-- INSTRUÇÕES DA TAREFA --
Responda com base no trecho sobre consumo de álcool:
1. Quantas pessoas consumiam quantidades de álcool consideradas danosas em 2020?
2. Na análise, a dose de vinho equivale a uma taça de quantos mililitros e com que teor de álcool?
3. Quantos participantes teve o estudo publicado na revista PLOS Medicine?

O estudo é o primeiro do tipo a observar de forma tão ampla a ingestão de bebidas alcoólicas no mundo. Baseando-se em estimativas de cada um dos 204 países, os pesquisadores indicaram que 1,34 bilhão de pessoas consumiam quantidades consideradas danosas em 2020. Cerca de 60% tinham entre 15 e 39 anos e mais de 75% eram homens.
A endocrinologista Paula Pires, da Sociedade Brasileira de Endocrinologia e Metabologia Regional São Paulo (SBEM - SP), destaca que além dos impactos já conhecidos na saúde, o início precoce do consumo também aumenta o risco para quadros de dependência ainda na juventude.
"Alguns estudos já evidenciaram que começar o consumo de álcool muito precoce na adolescência aumenta o risco de dependência alcoólica já numa idade jovem, como nos 25 anos, porque o cérebro do adolescente ainda é muito vulnerável. E nós temos visto hoje que adolescentes começam a beber mais cedo", alerta a médica, que atua nos hospitais Sírio Libanês, Nove de Julho e Albert Einstein, em São Paulo.
Riscos e benefícios
Para avaliar os impactos do álcool, os pesquisadores analisaram 22 critérios de saúde, como doenças cardiovasculares, diabetes, risco de acidente vascular cerebral (AVC), câncer e até mesmo acidentes em veículos motorizados, suicídios e homicídios sob efeitos da bebida. Com isso, eles estimaram os limites para que a substância comece a provocar esses efeitos danosos para a saúde.
Na faixa de 15 a 39 anos, esse limite foi muito baixo: um décimo de uma dose, algo como alguns goles, já era suficiente para ser considerado prejudicial. A medida da dose na análise é o equivalente a uma taça de vinho de 100 ml, com 13% de álcool; uma lata ou garrafa de 375 ml de cerveja, com 3,5% de álcool, ou um shot de destilado de 30 ml, com 40% de álcool. Logo, apenas 10% dessas unidades seria aceitável neste público, uma quantidade encarada como desprezível pelos pesquisadores.
Já naqueles com 40 anos ou mais, desde que sem problemas de saúde adjacentes, uma quantidade pequena da substância por dia levou a uma redução nos riscos de AVC, cardiopatia isquêmica e diabetes. Para os que tinham até 64 anos, esse limite variou entre meia dose e quase duas doses.
Já nos com 65 anos ou mais essa tolerância foi maior: pouco mais de três doses ao dia. No geral, os autores do artigo defendem que o limite diário para os benefícios deve ser considerado em média 1,87 dose, aproximadamente 13 taças de vinho, latas de cerveja ou shots de destilados por semana.
Ainda assim, a endocrinologista Paula Pires ressalta que estudos anteriores que já haviam relacionado esses benefícios com as bebidas alcoólicas afirmam que eles são restritos ao vinho tinto, e acredita que ainda não há evidências que levem médicos, por exemplo, a prescreverem doses diárias de álcool para uma saúde melhor.
"Os estudos que temos atualmente são muito relacionados ao vinho tinto pela composição antioxidante das uvas. E mesmo assim não há recomendação médica para sugerir que, mesmo com benefícios, as pessoas bebam doses baixas de álcool regularmente. Porque é uma linha muito tênue, isso pode levar a uma tendência em aumentar a quantidade aos poucos que pode prejudicar outros aspectos da saúde", diz a especialista.
É o que aponta também um novo trabalho publicado na revista científica PLOS Medicine por pesquisadores da Universidade de Oxford, no Reino Unido. O estudo, com quase 21 mil participantes, de cerca de 55 anos, indicou que o consumo moderado de álcool, de sete ou mais doses por semana, já leva a níveis mais altos de ferro no cérebro. Esse acúmulo já foi associado às doenças de Alzheimer e Parkinson.

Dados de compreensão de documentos
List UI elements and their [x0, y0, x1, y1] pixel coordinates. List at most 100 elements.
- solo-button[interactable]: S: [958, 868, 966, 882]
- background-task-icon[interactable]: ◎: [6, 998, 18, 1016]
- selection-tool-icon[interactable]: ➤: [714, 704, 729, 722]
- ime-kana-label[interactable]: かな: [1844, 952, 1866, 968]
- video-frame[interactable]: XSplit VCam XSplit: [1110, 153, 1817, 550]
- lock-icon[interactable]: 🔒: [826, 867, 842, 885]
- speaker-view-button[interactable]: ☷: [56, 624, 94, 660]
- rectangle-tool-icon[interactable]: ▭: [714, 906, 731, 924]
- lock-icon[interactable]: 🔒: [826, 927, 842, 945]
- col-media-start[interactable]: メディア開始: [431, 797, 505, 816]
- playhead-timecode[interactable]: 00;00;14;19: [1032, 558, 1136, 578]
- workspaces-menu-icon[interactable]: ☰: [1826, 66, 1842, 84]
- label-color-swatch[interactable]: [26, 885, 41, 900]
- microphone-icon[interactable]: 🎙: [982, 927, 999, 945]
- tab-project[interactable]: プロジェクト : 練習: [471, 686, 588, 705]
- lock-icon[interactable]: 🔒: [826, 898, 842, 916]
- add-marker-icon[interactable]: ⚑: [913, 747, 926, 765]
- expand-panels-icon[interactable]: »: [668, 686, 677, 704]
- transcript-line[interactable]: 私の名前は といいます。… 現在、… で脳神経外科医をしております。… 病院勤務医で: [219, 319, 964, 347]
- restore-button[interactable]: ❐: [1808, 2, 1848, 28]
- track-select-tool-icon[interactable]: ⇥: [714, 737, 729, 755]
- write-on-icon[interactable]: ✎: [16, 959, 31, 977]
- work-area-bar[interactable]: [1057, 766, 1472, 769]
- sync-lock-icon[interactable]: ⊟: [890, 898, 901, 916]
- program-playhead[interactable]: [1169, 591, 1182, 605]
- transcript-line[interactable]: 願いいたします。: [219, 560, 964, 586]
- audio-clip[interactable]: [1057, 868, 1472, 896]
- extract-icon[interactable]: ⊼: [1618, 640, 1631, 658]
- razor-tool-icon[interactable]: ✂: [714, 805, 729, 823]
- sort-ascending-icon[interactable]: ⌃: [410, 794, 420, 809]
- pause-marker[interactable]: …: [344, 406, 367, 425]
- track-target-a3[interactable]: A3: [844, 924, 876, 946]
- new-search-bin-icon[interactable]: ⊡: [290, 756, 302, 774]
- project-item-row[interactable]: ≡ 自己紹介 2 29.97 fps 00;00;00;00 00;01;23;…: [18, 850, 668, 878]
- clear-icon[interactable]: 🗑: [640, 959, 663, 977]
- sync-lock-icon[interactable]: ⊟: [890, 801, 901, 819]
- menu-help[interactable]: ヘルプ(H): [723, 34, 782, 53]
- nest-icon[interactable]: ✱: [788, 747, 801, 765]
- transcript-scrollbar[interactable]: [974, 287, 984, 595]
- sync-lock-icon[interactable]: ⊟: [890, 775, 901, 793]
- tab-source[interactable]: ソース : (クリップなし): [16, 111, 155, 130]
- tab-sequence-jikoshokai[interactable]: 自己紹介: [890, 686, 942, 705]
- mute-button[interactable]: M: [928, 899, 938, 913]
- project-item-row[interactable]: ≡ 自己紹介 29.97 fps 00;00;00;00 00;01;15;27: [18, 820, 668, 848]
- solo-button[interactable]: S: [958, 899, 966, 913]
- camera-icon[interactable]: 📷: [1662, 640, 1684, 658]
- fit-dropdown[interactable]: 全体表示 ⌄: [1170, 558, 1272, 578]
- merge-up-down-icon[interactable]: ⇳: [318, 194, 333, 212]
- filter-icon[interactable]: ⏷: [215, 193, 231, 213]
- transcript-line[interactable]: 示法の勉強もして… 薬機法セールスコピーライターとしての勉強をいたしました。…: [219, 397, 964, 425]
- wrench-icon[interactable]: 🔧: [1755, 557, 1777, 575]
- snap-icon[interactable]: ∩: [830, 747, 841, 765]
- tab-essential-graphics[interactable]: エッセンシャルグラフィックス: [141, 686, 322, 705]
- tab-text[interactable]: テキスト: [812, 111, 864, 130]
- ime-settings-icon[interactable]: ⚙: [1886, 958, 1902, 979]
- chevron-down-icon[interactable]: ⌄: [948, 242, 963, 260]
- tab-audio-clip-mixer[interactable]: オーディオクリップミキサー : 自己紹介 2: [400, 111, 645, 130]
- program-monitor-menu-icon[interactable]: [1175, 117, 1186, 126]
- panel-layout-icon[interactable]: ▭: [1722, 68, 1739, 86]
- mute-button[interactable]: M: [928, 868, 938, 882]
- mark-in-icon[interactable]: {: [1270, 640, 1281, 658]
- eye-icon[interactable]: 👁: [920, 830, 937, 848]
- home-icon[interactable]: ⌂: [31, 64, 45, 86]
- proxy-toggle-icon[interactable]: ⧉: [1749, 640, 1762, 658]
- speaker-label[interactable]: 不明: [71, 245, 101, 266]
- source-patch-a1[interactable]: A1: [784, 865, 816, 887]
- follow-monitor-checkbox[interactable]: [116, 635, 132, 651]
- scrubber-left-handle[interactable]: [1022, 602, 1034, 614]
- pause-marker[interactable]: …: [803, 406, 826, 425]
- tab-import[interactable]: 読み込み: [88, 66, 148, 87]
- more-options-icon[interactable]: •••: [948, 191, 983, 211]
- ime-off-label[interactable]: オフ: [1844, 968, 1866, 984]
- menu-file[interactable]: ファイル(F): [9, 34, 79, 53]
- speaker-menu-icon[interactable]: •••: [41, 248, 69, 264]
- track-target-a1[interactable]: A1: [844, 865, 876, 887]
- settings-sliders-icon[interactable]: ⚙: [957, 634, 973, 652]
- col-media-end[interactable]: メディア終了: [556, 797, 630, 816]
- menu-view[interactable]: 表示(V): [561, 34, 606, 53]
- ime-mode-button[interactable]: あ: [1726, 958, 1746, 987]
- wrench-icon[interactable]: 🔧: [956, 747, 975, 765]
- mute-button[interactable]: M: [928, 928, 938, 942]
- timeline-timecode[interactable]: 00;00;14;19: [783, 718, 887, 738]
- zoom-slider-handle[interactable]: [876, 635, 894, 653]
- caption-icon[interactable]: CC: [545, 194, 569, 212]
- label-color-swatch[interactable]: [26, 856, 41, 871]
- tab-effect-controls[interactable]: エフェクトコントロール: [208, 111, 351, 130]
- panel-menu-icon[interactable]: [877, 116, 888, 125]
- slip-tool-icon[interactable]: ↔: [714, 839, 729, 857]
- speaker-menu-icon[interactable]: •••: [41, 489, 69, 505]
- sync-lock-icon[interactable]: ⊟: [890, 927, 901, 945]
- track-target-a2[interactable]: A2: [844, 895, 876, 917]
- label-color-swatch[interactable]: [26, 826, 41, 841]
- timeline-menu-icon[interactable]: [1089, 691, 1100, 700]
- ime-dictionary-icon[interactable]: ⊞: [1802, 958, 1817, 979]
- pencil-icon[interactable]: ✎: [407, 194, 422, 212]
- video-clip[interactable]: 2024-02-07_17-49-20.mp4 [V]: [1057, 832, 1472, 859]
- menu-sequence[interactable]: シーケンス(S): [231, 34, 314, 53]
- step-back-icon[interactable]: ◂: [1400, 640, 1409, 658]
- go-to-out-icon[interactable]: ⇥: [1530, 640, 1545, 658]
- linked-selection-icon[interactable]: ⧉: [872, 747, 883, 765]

-- RESULTADO --
1. 1,34 bilhão de pessoas.
2. Uma taça de 100 ml, com 13% de álcool.
3. Quase 21 mil participantes.